— Problem —
Across the entries, how many lines have the string "องประช" in them? Reply with only a number.

(Items from a dataset)
— BEGIN —

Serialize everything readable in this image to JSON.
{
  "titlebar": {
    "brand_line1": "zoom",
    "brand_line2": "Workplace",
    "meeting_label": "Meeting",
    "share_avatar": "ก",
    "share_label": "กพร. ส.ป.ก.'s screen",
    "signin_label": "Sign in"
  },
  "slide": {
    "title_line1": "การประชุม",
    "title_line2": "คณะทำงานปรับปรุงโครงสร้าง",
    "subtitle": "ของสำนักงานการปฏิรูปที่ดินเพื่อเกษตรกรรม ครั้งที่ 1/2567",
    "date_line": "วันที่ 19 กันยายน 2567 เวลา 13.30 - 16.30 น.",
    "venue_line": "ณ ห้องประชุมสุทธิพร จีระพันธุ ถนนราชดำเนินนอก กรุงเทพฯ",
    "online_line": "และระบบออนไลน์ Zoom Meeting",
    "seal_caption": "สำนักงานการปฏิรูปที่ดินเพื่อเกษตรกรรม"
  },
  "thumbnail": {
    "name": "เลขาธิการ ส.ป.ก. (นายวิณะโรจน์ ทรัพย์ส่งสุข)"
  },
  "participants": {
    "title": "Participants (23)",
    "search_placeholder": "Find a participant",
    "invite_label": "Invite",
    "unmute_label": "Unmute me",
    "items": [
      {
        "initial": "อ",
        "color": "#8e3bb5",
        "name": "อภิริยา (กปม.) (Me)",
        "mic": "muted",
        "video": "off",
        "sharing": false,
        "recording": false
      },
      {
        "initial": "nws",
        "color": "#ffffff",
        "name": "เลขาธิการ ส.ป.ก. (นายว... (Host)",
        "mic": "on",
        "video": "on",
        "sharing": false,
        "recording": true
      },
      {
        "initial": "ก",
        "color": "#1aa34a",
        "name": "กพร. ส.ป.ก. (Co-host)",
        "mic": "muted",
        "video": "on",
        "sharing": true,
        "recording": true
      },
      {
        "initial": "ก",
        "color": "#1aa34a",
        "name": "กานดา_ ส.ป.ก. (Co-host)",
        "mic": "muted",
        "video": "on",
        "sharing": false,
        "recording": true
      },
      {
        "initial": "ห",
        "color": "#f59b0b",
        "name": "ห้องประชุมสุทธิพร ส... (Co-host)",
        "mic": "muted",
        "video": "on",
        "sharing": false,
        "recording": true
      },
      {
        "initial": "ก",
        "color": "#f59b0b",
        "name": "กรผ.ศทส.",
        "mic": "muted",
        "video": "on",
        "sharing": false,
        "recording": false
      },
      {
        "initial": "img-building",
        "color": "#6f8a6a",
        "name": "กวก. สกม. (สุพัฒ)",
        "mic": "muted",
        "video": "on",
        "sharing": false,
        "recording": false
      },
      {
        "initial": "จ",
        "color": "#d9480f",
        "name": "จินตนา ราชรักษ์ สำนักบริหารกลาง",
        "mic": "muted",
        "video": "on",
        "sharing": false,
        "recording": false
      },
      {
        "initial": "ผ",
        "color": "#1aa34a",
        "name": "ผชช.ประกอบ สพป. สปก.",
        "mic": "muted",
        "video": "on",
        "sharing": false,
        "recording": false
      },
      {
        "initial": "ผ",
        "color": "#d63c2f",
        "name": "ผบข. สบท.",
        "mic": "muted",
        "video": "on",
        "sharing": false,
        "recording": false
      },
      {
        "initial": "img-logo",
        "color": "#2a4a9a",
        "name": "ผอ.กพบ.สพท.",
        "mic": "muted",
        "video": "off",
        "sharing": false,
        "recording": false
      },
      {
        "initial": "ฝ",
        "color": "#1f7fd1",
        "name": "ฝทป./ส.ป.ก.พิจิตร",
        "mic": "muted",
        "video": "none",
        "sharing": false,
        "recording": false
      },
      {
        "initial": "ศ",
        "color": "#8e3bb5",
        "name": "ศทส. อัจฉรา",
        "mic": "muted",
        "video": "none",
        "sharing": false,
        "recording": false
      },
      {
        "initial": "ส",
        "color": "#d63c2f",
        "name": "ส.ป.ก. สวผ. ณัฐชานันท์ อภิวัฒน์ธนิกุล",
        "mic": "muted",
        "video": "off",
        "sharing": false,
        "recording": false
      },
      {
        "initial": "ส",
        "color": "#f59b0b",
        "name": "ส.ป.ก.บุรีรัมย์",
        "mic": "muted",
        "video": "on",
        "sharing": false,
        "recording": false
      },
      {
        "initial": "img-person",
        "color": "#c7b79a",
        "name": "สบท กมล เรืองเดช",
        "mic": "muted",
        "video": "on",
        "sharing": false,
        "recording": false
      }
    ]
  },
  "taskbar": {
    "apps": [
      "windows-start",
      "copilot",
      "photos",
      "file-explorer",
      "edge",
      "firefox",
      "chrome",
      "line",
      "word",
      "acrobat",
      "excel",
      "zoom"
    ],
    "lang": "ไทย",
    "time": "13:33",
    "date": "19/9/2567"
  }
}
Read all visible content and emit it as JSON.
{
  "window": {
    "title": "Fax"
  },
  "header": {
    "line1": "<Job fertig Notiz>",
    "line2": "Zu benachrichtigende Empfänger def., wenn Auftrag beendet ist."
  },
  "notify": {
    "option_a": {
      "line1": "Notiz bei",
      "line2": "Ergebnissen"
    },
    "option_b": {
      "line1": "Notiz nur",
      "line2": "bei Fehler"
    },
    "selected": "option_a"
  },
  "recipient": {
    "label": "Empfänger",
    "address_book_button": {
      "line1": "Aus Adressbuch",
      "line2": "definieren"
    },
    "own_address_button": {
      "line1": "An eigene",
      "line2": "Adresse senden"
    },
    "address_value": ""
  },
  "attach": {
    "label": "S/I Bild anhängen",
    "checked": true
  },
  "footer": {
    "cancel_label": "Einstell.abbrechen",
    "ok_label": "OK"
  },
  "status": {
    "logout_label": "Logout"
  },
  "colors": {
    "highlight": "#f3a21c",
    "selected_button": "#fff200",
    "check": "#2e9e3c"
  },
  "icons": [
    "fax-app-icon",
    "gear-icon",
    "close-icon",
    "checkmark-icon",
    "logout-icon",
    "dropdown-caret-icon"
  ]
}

— END —

— Exercise output —
2